• What you will do: Make an exact copy of all the data.

• Dataset excerpts:
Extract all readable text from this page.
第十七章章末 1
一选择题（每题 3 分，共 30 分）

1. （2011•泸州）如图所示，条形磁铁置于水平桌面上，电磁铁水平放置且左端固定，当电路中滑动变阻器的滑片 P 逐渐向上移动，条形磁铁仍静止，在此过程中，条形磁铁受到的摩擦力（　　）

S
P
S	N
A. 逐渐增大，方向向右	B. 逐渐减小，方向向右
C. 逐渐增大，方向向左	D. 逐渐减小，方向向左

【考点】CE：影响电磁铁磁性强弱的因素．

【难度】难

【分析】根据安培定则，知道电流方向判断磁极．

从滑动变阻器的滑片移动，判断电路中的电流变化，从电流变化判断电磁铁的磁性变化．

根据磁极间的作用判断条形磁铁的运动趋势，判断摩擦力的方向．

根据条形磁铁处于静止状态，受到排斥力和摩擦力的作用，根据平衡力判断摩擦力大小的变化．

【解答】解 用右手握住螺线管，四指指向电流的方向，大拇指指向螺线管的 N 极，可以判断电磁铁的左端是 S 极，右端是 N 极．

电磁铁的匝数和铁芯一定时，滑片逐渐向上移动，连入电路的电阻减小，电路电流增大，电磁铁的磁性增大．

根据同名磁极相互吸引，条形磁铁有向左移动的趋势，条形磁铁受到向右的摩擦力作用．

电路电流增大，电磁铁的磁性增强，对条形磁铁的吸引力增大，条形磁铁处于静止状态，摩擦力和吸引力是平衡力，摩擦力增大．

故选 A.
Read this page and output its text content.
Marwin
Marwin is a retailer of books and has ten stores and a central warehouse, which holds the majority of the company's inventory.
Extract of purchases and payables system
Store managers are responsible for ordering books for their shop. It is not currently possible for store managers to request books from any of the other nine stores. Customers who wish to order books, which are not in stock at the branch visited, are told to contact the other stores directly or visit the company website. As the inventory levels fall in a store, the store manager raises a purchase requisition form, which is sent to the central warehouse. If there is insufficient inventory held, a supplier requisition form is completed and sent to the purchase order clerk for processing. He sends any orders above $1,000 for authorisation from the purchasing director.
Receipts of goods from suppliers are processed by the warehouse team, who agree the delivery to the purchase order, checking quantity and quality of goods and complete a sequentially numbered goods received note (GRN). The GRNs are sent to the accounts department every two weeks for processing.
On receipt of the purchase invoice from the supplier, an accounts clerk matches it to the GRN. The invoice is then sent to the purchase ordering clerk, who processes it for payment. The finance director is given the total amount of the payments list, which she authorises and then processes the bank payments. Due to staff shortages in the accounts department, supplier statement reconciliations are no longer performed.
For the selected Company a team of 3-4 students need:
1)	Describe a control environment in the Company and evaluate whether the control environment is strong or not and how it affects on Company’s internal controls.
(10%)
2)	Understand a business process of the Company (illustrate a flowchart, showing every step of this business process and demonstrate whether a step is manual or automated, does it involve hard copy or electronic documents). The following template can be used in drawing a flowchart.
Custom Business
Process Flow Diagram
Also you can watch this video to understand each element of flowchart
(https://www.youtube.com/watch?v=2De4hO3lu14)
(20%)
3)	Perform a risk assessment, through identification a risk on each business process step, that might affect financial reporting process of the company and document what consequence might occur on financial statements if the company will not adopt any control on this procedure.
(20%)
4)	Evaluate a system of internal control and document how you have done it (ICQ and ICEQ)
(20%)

• Solved problem:
Extract all readable text from this page.
第十七章章末 1
一选择题（每题 3 分，共 30 分）

1. （2011•泸州）如图所示，条形磁铁置于水平桌面上，电磁铁水平放置且左端固定，当电路中滑动变阻器的滑片 P 逐渐向上移动，条形磁铁仍静止，在此过程中，条形磁铁受到的摩擦力（　　）

S
P
S	N
A. 逐渐增大，方向向右	B. 逐渐减小，方向向右
C. 逐渐增大，方向向左	D. 逐渐减小，方向向左

【考点】CE：影响电磁铁磁性强弱的因素．

【难度】难

【分析】根据安培定则，知道电流方向判断磁极．

从滑动变阻器的滑片移动，判断电路中的电流变化，从电流变化判断电磁铁的磁性变化．

根据磁极间的作用判断条形磁铁的运动趋势，判断摩擦力的方向．

根据条形磁铁处于静止状态，受到排斥力和摩擦力的作用，根据平衡力判断摩擦力大小的变化．

【解答】解 用右手握住螺线管，四指指向电流的方向，大拇指指向螺线管的 N 极，可以判断电磁铁的左端是 S 极，右端是 N 极．

电磁铁的匝数和铁芯一定时，滑片逐渐向上移动，连入电路的电阻减小，电路电流增大，电磁铁的磁性增大．

根据同名磁极相互吸引，条形磁铁有向左移动的趋势，条形磁铁受到向右的摩擦力作用．

电路电流增大，电磁铁的磁性增强，对条形磁铁的吸引力增大，条形磁铁处于静止状态，摩擦力和吸引力是平衡力，摩擦力增大．

故选 A.
Read this page and output its text content.
Marwin
Marwin is a retailer of books and has ten stores and a central warehouse, which holds the majority of the company's inventory.
Extract of purchases and payables system
Store managers are responsible for ordering books for their shop. It is not currently possible for store managers to request books from any of the other nine stores. Customers who wish to order books, which are not in stock at the branch visited, are told to contact the other stores directly or visit the company website. As the inventory levels fall in a store, the store manager raises a purchase requisition form, which is sent to the central warehouse. If there is insufficient inventory held, a supplier requisition form is completed and sent to the purchase order clerk for processing. He sends any orders above $1,000 for authorisation from the purchasing director.
Receipts of goods from suppliers are processed by the warehouse team, who agree the delivery to the purchase order, checking quantity and quality of goods and complete a sequentially numbered goods received note (GRN). The GRNs are sent to the accounts department every two weeks for processing.
On receipt of the purchase invoice from the supplier, an accounts clerk matches it to the GRN. The invoice is then sent to the purchase ordering clerk, who processes it for payment. The finance director is given the total amount of the payments list, which she authorises and then processes the bank payments. Due to staff shortages in the accounts department, supplier statement reconciliations are no longer performed.
For the selected Company a team of 3-4 students need:
1)	Describe a control environment in the Company and evaluate whether the control environment is strong or not and how it affects on Company’s internal controls.
(10%)
2)	Understand a business process of the Company (illustrate a flowchart, showing every step of this business process and demonstrate whether a step is manual or automated, does it involve hard copy or electronic documents). The following template can be used in drawing a flowchart.
Custom Business
Process Flow Diagram
Also you can watch this video to understand each element of flowchart
(https://www.youtube.com/watch?v=2De4hO3lu14)
(20%)
3)	Perform a risk assessment, through identification a risk on each business process step, that might affect financial reporting process of the company and document what consequence might occur on financial statements if the company will not adopt any control on this procedure.
(20%)
4)	Evaluate a system of internal control and document how you have done it (ICQ and ICEQ)
(20%)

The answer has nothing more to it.